Aim of the task: Reproduce each line that includes the word "СОЦИАЛЬНАЯ".

Provided records:
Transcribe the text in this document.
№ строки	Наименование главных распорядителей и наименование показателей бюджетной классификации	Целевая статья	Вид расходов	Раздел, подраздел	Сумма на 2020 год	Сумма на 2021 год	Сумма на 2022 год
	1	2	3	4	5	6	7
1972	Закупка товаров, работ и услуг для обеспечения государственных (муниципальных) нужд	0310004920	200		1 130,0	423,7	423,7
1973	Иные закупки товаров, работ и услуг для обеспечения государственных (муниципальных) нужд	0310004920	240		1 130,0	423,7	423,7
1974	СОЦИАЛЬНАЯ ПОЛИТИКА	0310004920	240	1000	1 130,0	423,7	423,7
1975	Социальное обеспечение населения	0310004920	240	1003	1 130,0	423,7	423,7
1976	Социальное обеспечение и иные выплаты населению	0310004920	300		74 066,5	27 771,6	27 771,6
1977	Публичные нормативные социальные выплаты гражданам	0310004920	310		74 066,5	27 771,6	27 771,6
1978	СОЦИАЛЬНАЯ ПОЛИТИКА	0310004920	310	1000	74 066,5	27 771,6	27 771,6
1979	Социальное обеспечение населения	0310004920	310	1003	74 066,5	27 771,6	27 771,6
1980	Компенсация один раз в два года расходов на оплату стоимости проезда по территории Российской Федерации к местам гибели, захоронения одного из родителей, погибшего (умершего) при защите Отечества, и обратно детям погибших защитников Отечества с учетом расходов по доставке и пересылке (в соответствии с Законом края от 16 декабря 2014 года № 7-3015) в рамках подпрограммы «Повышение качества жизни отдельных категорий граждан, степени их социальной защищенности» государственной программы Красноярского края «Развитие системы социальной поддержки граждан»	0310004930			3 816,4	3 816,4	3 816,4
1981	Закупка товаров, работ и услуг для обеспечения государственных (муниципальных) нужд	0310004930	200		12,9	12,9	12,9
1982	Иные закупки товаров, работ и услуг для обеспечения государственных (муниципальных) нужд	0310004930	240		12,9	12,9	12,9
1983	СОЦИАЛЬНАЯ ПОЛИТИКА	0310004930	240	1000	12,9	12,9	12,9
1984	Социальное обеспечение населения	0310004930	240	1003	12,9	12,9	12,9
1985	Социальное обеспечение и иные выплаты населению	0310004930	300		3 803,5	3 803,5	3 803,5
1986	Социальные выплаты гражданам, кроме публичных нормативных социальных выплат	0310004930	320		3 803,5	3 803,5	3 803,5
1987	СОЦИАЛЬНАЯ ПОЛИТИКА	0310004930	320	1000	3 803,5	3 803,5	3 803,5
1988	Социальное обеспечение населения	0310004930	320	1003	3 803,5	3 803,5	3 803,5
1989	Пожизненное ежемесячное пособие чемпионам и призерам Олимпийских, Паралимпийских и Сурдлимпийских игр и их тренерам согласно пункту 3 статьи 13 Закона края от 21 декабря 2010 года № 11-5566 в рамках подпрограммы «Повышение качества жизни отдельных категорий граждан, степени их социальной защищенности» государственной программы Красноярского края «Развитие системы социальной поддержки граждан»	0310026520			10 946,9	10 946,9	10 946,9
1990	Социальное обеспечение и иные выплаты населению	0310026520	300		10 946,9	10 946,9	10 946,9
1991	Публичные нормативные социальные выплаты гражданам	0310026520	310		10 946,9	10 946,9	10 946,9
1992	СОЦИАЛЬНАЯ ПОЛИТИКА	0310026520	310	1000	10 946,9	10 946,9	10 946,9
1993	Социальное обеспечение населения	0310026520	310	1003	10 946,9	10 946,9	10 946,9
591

Full output:
1974	СОЦИАЛЬНАЯ ПОЛИТИКА	0310004920	240	1000	1 130,0	423,7	423,7
1978	СОЦИАЛЬНАЯ ПОЛИТИКА	0310004920	310	1000	74 066,5	27 771,6	27 771,6
1983	СОЦИАЛЬНАЯ ПОЛИТИКА	0310004930	240	1000	12,9	12,9	12,9
1987	СОЦИАЛЬНАЯ ПОЛИТИКА	0310004930	320	1000	3 803,5	3 803,5	3 803,5
1992	СОЦИАЛЬНАЯ ПОЛИТИКА	0310026520	310	1000	10 946,9	10 946,9	10 946,9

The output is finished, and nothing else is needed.